== Entries provided

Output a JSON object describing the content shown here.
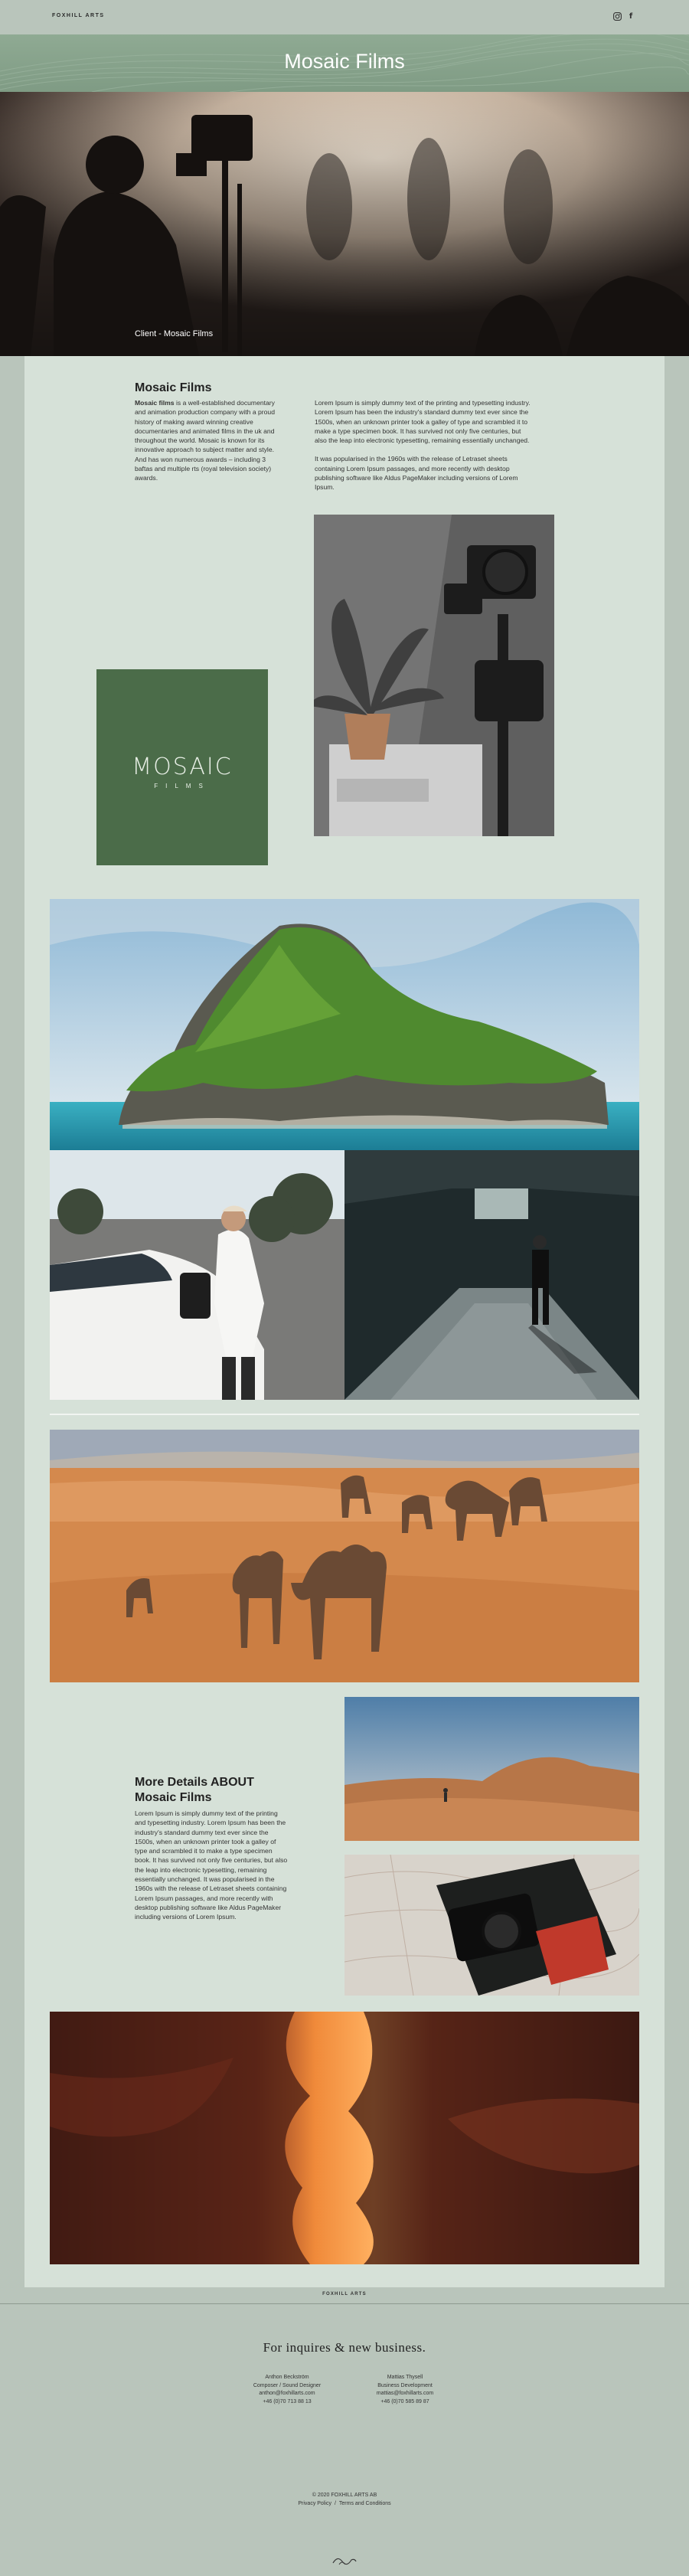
{
  "header": {
    "brand": "FOXHILL ARTS",
    "social": [
      {
        "name": "instagram-icon"
      },
      {
        "name": "facebook-icon",
        "glyph": "f"
      }
    ]
  },
  "title_bar": {
    "title": "Mosaic Films",
    "color": "#8aa78f"
  },
  "hero": {
    "caption": "Client - Mosaic Films"
  },
  "section_intro": {
    "heading": "Mosaic Films",
    "lead_bold": "Mosaic films",
    "lead_rest": " is a well-established documentary and animation production company with a proud history of making award winning creative documentaries and animated films in the uk and throughout the world. Mosaic is known for its innovative approach to subject matter and style. And has won numerous awards – including 3 baftas and multiple rts (royal television society) awards.",
    "right_p1": "Lorem Ipsum is simply dummy text of the printing and typesetting industry. Lorem Ipsum has been the industry's standard dummy text ever since the 1500s, when an unknown printer took a galley of type and scrambled it to make a type specimen book. It has survived not only five centuries, but also the leap into electronic typesetting, remaining essentially unchanged.",
    "right_p2": "It was popularised in the 1960s with the release of Letraset sheets containing Lorem Ipsum passages, and more recently with desktop publishing software like Aldus PageMaker including versions of Lorem Ipsum."
  },
  "logo": {
    "word": "MOSAIC",
    "sub": "FILMS",
    "background": "#4b6c49"
  },
  "section_details": {
    "heading_line1": "More Details ABOUT",
    "heading_line2": "Mosaic Films",
    "body": "Lorem Ipsum is simply dummy text of the printing and typesetting industry. Lorem Ipsum has been the industry's standard dummy text ever since the 1500s, when an unknown printer took a galley of type and scrambled it to make a type specimen book. It has survived not only five centuries, but also the leap into electronic typesetting, remaining essentially unchanged. It was popularised in the 1960s with the release of Letraset sheets containing Lorem Ipsum passages, and more recently with desktop publishing software like Aldus PageMaker including versions of Lorem Ipsum."
  },
  "footer": {
    "brand": "FOXHILL ARTS",
    "inquiry": "For inquires & new business.",
    "contacts": [
      {
        "name": "Anthon Beckström",
        "role": "Composer / Sound Designer",
        "email": "anthon@foxhillarts.com",
        "phone": "+46 (0)70 713 88 13"
      },
      {
        "name": "Mattias Thysell",
        "role": "Business Development",
        "email": "mattias@foxhillarts.com",
        "phone": "+46 (0)70 585 89 87"
      }
    ],
    "copyright": "© 2020 FOXHILL ARTS AB",
    "privacy": "Privacy Policy",
    "separator": "/",
    "terms": "Terms and Conditions"
  }
}
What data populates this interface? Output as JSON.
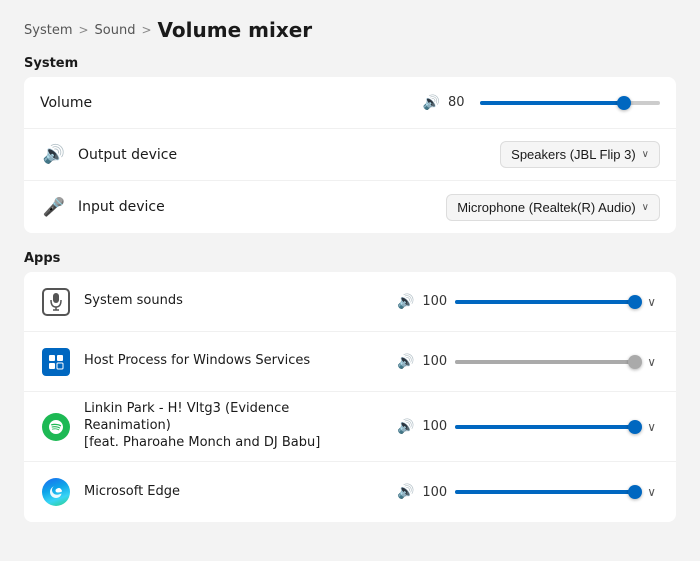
{
  "breadcrumb": {
    "system": "System",
    "sep1": ">",
    "sound": "Sound",
    "sep2": ">",
    "current": "Volume mixer"
  },
  "system_section": {
    "label": "System",
    "volume_row": {
      "label": "Volume",
      "value": "80",
      "fill_pct": 80
    },
    "output_row": {
      "label": "Output device",
      "device": "Speakers (JBL Flip 3)"
    },
    "input_row": {
      "label": "Input device",
      "device": "Microphone (Realtek(R) Audio)"
    }
  },
  "apps_section": {
    "label": "Apps",
    "apps": [
      {
        "name": "System sounds",
        "volume": "100",
        "fill_pct": 100,
        "thumb_color": "blue"
      },
      {
        "name": "Host Process for Windows Services",
        "volume": "100",
        "fill_pct": 100,
        "thumb_color": "gray"
      },
      {
        "name": "Linkin Park - H! Vltg3 (Evidence Reanimation)\n[feat. Pharoahe Monch and DJ Babu]",
        "name_line1": "Linkin Park - H! Vltg3 (Evidence Reanimation)",
        "name_line2": "[feat. Pharoahe Monch and DJ Babu]",
        "volume": "100",
        "fill_pct": 100,
        "thumb_color": "blue"
      },
      {
        "name": "Microsoft Edge",
        "volume": "100",
        "fill_pct": 100,
        "thumb_color": "blue"
      }
    ]
  },
  "icons": {
    "chevron_down": "⌄",
    "speaker": "🔊"
  }
}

====

## Task to complete
Copy out each line in the preceding records that contains "role".

## Complete answer
        "role": "Composer / Sound Designer",
        "role": "Business Development",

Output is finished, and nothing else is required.